[WORK TO COMPLETE] Tally up the lines below that include the word "Review". Answer with the number alone.

* START SOURCE RECORDS *

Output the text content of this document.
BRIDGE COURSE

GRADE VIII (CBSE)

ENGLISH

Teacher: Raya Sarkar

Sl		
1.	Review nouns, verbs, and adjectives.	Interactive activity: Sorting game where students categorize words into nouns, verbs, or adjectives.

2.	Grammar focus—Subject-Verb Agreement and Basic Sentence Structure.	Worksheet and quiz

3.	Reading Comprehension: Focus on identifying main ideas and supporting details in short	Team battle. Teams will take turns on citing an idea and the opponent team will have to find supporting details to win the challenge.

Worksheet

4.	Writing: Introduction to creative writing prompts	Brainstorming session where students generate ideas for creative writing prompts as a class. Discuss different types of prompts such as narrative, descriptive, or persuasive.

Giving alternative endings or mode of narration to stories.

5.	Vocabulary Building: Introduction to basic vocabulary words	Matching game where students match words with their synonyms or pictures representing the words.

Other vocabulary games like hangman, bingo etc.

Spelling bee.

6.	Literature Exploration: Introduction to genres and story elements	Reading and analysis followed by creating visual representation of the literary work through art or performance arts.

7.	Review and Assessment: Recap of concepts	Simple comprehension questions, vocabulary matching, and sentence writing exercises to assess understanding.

* END SOURCE RECORDS *
* START SOURCE RECORDS *

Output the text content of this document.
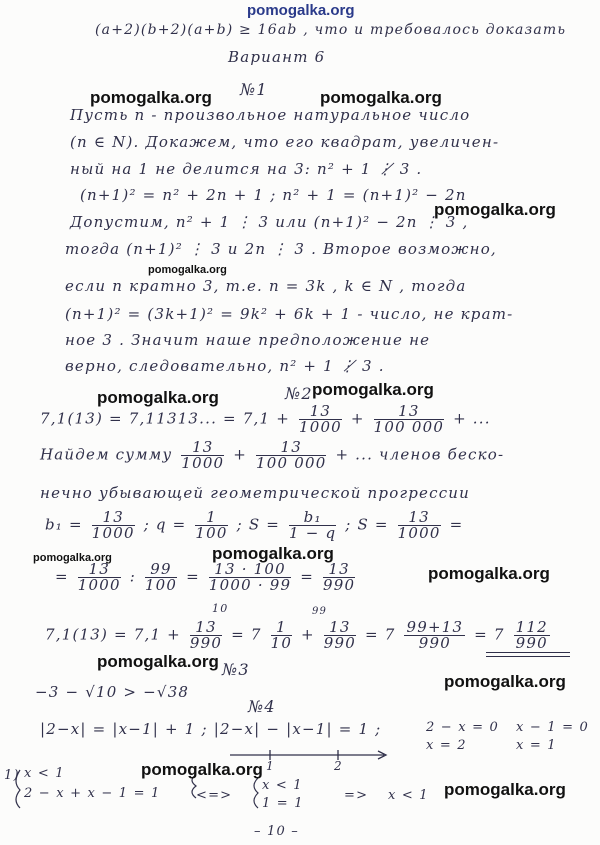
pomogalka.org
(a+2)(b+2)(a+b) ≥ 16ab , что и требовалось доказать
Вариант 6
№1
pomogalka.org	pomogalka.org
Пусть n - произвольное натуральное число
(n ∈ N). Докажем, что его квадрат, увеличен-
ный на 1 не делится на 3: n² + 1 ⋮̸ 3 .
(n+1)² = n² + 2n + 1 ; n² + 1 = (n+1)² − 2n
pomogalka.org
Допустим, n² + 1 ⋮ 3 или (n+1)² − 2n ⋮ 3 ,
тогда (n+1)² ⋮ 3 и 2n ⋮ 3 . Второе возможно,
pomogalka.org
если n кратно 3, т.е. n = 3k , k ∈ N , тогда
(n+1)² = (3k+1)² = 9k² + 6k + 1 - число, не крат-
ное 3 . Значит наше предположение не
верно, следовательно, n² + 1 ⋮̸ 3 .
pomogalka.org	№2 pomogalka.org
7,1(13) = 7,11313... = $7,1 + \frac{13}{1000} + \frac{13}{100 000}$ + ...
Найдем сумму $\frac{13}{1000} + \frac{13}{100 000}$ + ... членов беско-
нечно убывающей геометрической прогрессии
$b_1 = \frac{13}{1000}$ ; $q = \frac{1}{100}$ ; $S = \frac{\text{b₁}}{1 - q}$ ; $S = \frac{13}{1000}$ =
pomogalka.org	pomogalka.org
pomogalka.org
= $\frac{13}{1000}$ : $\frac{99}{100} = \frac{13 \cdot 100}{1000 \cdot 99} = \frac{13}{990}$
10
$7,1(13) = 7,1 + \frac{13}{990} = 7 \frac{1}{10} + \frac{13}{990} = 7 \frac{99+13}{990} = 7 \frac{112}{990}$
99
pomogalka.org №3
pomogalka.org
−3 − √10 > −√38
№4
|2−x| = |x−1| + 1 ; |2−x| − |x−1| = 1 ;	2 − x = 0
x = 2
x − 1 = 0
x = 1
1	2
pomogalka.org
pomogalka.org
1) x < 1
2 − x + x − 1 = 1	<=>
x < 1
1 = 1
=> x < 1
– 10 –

* END SOURCE RECORDS *
* START SOURCE RECORDS *

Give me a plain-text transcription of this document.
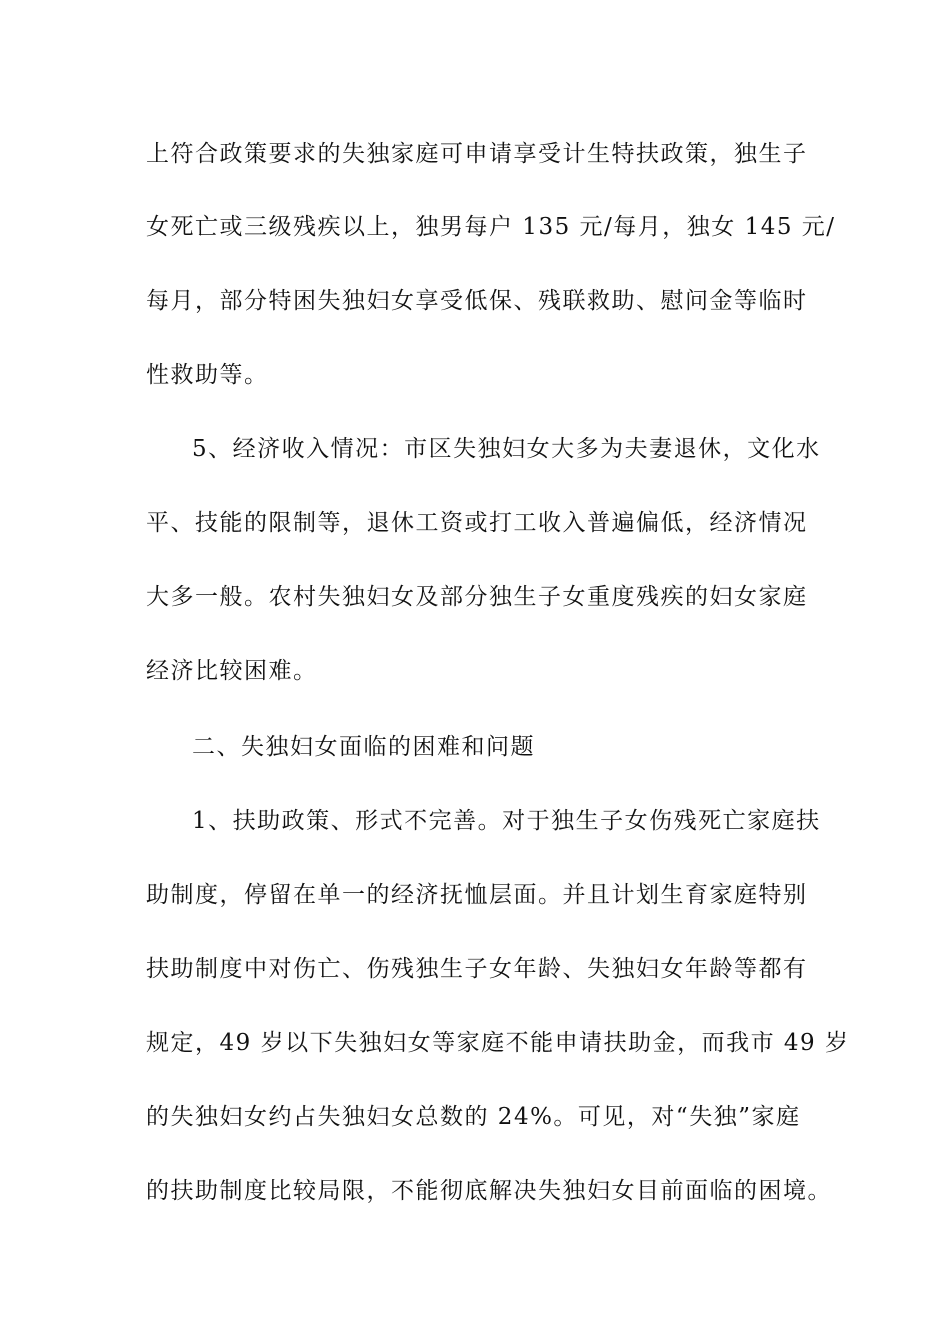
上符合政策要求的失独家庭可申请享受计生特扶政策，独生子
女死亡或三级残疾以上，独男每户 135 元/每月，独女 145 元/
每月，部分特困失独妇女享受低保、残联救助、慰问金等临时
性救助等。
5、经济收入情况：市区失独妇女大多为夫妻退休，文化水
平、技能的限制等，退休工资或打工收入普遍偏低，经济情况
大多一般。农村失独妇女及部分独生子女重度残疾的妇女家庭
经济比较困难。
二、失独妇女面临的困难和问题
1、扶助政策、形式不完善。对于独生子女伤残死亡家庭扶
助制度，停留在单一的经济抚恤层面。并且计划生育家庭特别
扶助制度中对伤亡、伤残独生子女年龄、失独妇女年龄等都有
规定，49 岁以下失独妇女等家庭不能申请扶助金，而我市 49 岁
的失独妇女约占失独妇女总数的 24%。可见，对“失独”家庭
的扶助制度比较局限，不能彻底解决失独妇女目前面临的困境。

* END SOURCE RECORDS *

[OUTPUT FOR THIS EXERCISE] 2